Collection entries

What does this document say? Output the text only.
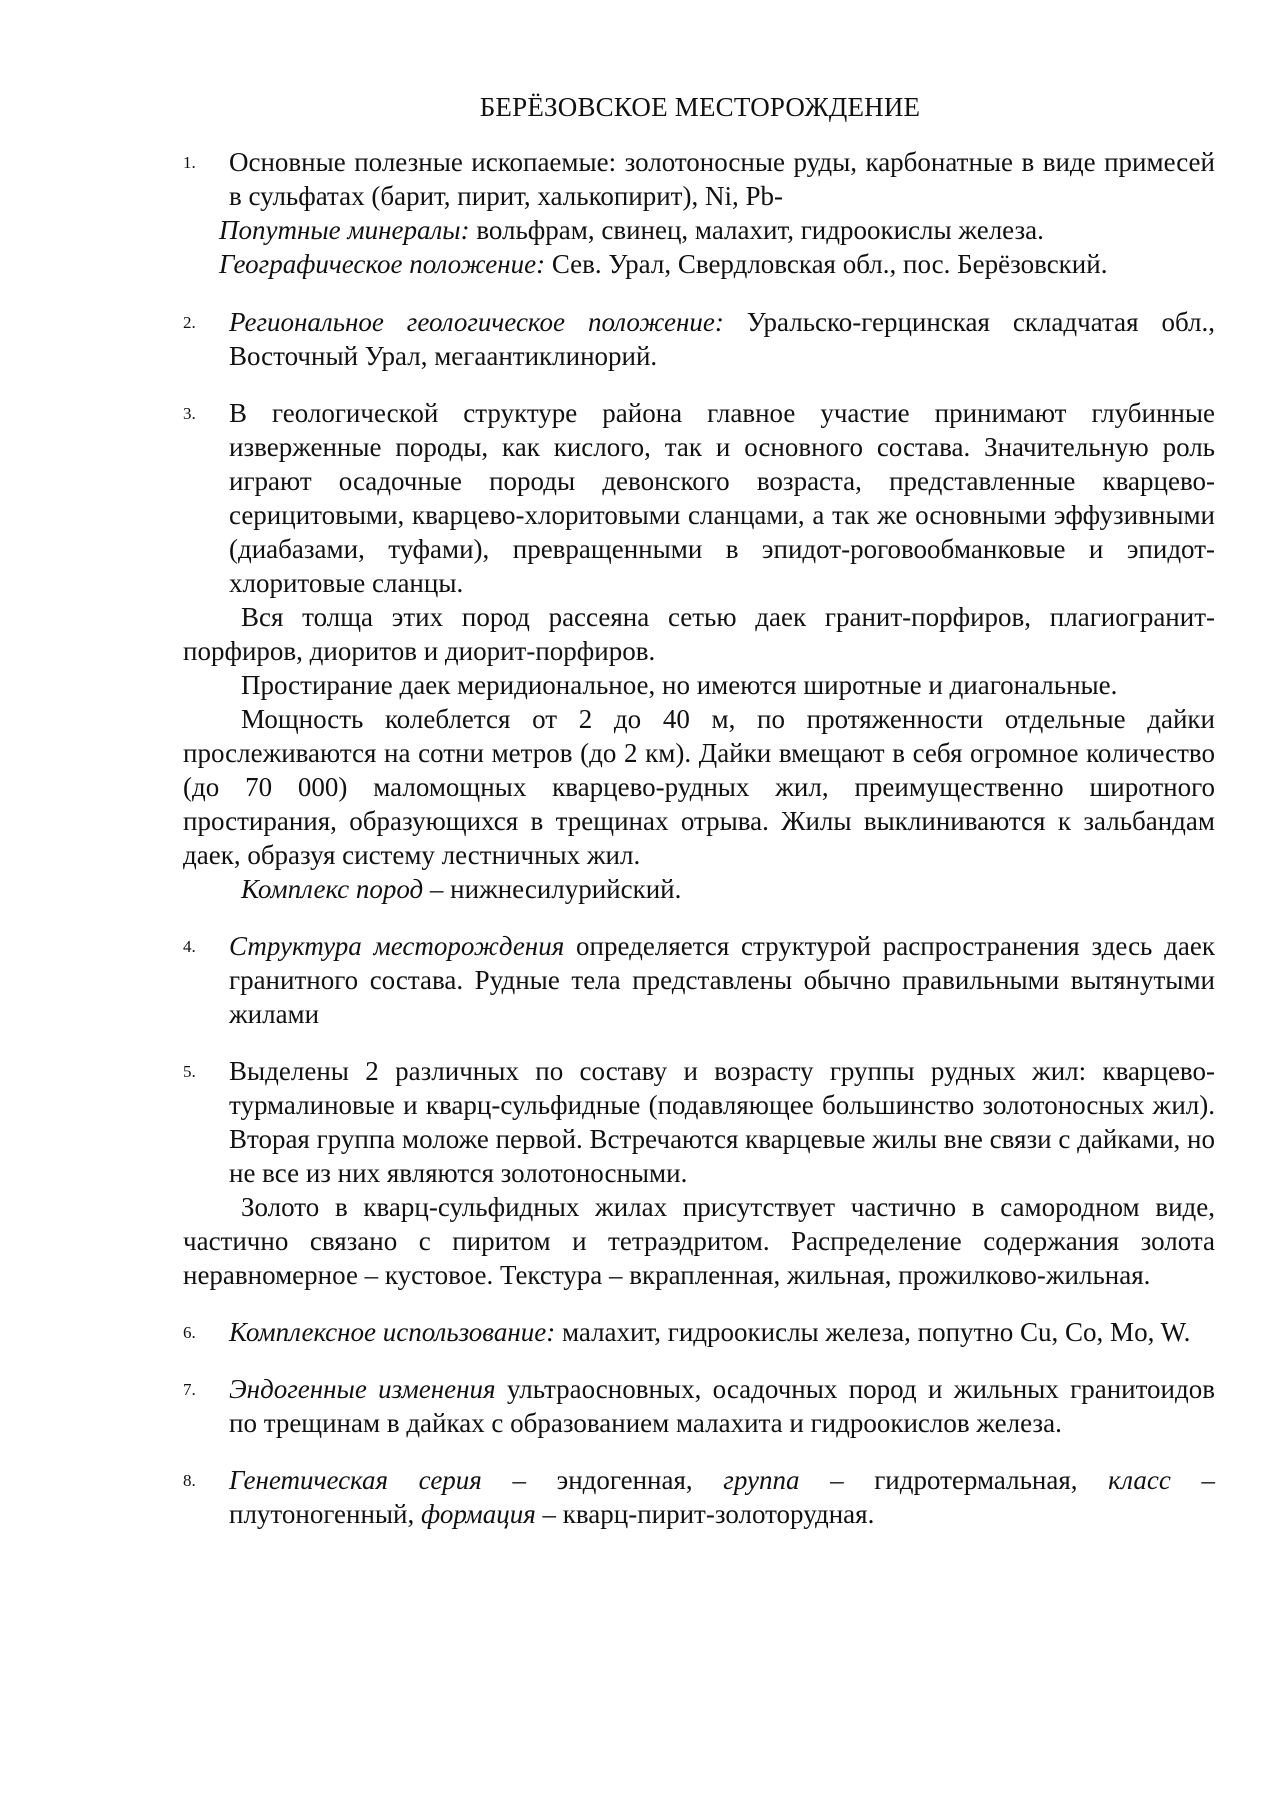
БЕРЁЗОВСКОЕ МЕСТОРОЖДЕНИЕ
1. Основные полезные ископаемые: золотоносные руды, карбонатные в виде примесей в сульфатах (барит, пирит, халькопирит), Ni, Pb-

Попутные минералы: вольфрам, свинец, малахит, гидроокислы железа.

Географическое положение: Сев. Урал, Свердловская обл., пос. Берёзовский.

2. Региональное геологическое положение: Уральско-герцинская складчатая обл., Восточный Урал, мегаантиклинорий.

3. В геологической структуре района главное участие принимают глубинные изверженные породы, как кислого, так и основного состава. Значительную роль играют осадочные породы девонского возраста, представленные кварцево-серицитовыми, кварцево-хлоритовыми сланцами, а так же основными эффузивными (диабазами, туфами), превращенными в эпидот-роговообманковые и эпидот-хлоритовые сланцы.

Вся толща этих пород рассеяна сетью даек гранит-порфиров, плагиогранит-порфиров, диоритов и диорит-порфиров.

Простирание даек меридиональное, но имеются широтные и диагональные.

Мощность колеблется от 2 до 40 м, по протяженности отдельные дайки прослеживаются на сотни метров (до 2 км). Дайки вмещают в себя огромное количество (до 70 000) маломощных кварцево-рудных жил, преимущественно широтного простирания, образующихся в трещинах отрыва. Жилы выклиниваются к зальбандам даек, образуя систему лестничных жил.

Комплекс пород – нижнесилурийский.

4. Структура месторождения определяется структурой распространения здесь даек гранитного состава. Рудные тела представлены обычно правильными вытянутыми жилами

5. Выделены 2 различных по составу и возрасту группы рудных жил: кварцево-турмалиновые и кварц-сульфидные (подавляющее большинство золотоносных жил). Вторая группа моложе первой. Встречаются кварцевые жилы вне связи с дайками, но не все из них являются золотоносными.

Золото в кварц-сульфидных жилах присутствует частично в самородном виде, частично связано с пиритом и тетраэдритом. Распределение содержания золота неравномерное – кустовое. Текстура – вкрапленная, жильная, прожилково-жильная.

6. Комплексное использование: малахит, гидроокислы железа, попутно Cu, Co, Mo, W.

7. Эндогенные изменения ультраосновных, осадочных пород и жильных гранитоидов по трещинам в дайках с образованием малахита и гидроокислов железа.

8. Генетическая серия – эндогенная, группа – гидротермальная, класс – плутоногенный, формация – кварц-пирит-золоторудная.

### Task
Reproduce each entry verbatim, excluding any embedded images.

### Result below
What does this document say? Output the text only.
БЕРЁЗОВСКОЕ МЕСТОРОЖДЕНИЕ
1. Основные полезные ископаемые: золотоносные руды, карбонатные в виде примесей в сульфатах (барит, пирит, халькопирит), Ni, Pb-

Попутные минералы: вольфрам, свинец, малахит, гидроокислы железа.

Географическое положение: Сев. Урал, Свердловская обл., пос. Берёзовский.

2. Региональное геологическое положение: Уральско-герцинская складчатая обл., Восточный Урал, мегаантиклинорий.

3. В геологической структуре района главное участие принимают глубинные изверженные породы, как кислого, так и основного состава. Значительную роль играют осадочные породы девонского возраста, представленные кварцево-серицитовыми, кварцево-хлоритовыми сланцами, а так же основными эффузивными (диабазами, туфами), превращенными в эпидот-роговообманковые и эпидот-хлоритовые сланцы.

Вся толща этих пород рассеяна сетью даек гранит-порфиров, плагиогранит-порфиров, диоритов и диорит-порфиров.

Простирание даек меридиональное, но имеются широтные и диагональные.

Мощность колеблется от 2 до 40 м, по протяженности отдельные дайки прослеживаются на сотни метров (до 2 км). Дайки вмещают в себя огромное количество (до 70 000) маломощных кварцево-рудных жил, преимущественно широтного простирания, образующихся в трещинах отрыва. Жилы выклиниваются к зальбандам даек, образуя систему лестничных жил.

Комплекс пород – нижнесилурийский.

4. Структура месторождения определяется структурой распространения здесь даек гранитного состава. Рудные тела представлены обычно правильными вытянутыми жилами

5. Выделены 2 различных по составу и возрасту группы рудных жил: кварцево-турмалиновые и кварц-сульфидные (подавляющее большинство золотоносных жил). Вторая группа моложе первой. Встречаются кварцевые жилы вне связи с дайками, но не все из них являются золотоносными.

Золото в кварц-сульфидных жилах присутствует частично в самородном виде, частично связано с пиритом и тетраэдритом. Распределение содержания золота неравномерное – кустовое. Текстура – вкрапленная, жильная, прожилково-жильная.

6. Комплексное использование: малахит, гидроокислы железа, попутно Cu, Co, Mo, W.

7. Эндогенные изменения ультраосновных, осадочных пород и жильных гранитоидов по трещинам в дайках с образованием малахита и гидроокислов железа.

8. Генетическая серия – эндогенная, группа – гидротермальная, класс – плутоногенный, формация – кварц-пирит-золоторудная.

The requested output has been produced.